QUESTIONS ON THE MATERIAL =
1. Please answer these questions using the post on the Open Extension Protocol:
(a) In what language does a developer write the Zed version of an extension?
(b) How long has the author spent building OXP?
(c) What handles the communication between the isolated WASM guest runtime and the native IDE host adapters?
2. For each statement, decide whether the post on the Open Extension Protocol agrees with it. Answer yes or no, and quote the words that decide it.
(a) OXP maps each editor's specific APIs directly.
(b) OXP extensions are compiled into WebAssembly components.
(c) OXP is a closed source product.
3. Carry on writing the post on the Open Extension Protocol from the point where it stops.

::: PASSAGE FOR REVIEW

DEV Community

Mohamed Ibrahim
Mohamed Ibrahim

Posted on

Why are we still writing separate extensions for VS Code, JetBrains, and Zed?

I got tired of the fact that every time a developer wants to launch a tooling product, they have to write it three separate times: once in TypeScript for VS Code, once in Java/Kotlin for JetBrains, and again in Rust for Zed.
It feels like an absolute waste of engineering hours. The IDE landscape has evolved, but the way we build extensions is stuck in a fragmented past.

To try and solve this for myself, I've spent the last few months building OXP (Open Extension Protocol). It’s an open source infrastructure layer designed to let you build an extension once and run it across any host editor.

How the Architecture Works Under the Hood: Instead of trying to map complex, bloated editor's specific APIs directly, OXP decouples the extension from the host entirely:

The Component Model: Extensions are compiled into WebAssembly (WASM) components using WebAssembly Interface Type (WIT) files to define strict boundaries.

The Communication Layer: A JSON RPC protocol handles the asynchronous communication bridge between the isolated WASM guest runtime and the native IDE host adapters.

Sandboxed Execution: Because the plugins run in a lightweight WASM sandbox, a buggy or malicious extension can't crash the entire editor thread, leak memory, or steal local environment variables.

::::::
::: INFORMATION

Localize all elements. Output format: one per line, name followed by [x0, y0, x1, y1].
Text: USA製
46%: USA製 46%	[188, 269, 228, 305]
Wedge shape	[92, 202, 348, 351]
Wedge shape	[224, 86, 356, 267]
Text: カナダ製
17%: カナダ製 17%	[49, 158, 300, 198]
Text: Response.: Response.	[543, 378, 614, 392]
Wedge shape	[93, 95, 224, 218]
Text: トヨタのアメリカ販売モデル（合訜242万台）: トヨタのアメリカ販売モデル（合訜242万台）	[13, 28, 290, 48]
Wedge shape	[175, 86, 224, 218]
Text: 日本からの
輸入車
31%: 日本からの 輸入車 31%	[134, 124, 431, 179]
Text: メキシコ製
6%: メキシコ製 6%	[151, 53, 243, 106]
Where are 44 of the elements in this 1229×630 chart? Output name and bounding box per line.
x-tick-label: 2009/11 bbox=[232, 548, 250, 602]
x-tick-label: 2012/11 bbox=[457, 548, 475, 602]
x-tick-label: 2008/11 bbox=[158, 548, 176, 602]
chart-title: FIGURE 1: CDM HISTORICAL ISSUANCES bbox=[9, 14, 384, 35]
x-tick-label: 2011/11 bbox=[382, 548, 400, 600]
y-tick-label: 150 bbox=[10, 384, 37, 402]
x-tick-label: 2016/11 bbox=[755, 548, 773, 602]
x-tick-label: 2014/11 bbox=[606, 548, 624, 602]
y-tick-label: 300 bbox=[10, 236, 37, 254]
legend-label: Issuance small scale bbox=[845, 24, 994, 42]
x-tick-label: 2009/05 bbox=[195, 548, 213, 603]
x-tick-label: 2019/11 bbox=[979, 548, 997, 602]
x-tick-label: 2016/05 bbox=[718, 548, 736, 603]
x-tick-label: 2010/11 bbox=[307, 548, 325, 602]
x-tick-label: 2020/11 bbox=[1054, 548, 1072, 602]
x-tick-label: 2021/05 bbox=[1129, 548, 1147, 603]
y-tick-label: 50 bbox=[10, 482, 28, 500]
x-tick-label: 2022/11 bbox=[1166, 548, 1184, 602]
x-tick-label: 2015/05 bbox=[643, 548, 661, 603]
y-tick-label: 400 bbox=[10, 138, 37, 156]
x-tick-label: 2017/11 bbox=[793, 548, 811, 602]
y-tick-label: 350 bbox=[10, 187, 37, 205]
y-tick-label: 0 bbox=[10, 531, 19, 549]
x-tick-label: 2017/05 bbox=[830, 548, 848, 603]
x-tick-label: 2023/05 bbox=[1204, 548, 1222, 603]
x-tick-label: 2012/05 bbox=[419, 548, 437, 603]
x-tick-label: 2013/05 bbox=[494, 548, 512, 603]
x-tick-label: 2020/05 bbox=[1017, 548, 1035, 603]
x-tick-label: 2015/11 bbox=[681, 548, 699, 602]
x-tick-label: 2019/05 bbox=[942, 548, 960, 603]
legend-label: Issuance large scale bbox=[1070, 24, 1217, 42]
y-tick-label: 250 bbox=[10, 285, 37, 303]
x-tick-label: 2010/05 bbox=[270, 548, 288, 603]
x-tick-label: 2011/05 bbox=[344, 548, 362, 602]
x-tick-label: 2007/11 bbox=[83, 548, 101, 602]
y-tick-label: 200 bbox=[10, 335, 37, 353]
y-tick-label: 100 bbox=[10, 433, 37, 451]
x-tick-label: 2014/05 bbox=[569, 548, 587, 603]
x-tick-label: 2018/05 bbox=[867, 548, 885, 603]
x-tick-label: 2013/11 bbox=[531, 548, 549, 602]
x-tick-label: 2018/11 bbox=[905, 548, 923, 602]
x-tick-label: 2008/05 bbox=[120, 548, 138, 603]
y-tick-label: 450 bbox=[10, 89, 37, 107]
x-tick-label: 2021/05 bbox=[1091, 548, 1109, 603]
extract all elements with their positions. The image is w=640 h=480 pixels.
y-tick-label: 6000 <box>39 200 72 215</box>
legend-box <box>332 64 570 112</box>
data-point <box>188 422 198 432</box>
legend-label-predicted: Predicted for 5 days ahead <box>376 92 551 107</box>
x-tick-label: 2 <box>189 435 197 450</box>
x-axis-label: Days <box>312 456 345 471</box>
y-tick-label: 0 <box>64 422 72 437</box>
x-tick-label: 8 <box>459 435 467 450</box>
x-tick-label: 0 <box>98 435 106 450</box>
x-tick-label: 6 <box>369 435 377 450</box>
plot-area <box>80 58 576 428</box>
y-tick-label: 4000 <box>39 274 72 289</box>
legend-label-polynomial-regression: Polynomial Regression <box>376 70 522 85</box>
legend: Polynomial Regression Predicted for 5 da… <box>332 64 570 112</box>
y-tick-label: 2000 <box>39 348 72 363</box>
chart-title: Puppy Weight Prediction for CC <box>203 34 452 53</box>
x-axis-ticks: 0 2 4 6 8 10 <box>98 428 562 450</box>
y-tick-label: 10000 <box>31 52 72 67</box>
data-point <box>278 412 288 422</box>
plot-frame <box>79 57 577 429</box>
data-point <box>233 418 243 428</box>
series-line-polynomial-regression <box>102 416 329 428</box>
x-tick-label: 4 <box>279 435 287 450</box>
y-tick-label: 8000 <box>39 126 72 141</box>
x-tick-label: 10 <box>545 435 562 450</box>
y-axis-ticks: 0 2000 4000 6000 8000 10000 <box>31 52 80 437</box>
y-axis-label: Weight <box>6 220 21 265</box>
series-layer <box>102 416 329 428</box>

::::::

OUTPUTS IN ORDER =
1.
(a) Rust.
(b) The last few months.
(c) A JSON RPC protocol.

2.
(a) No: "Instead of trying to map complex, bloated editor's specific APIs directly, OXP decouples the extension from the host entirely"
(b) Yes: "Extensions are compiled into WebAssembly (WASM) components"
(c) No: "It’s an open source infrastructure layer"

3.
The Current State & The VSX Wedge: Right now, I have host adapters running for VS Code and JetBrains.

To bridge the "chicken and egg" ecosystem problem, I’ve also been hacking on an internal translation layer. Using a jco backend to execute JavaScript from WASM components inside a background Node process, I’m building a compatibility shim that intercepts require(vscode) calls from standard Open VSX .vsix packages.

By mapping basic namespaces (window.showInformationMessage, workspace.fs, commands), I can get about 20% of existing, lightweight VS Code utilities running natively inside JetBrains right now. The other 80% the heavy language servers and complex WebViews is the long term mountain to climb.

Where I Need Your Brutal Feedback: This is a massive undertaking for a solo developer, and the WIT boundary definitions are incredibly tricky to get right. I would love to hear from other tool authors or engine developers:

Is the performance and UI rendering overhead of a universal JSON RPC/WASM layer too high a price to pay for cross platform portability?

What core editor APIs should be prioritized next in the WIT definition to make this genuinely useful for your workflow?

The codebase is completely open, and I’d appreciate your realistic, brutal architectural critiques.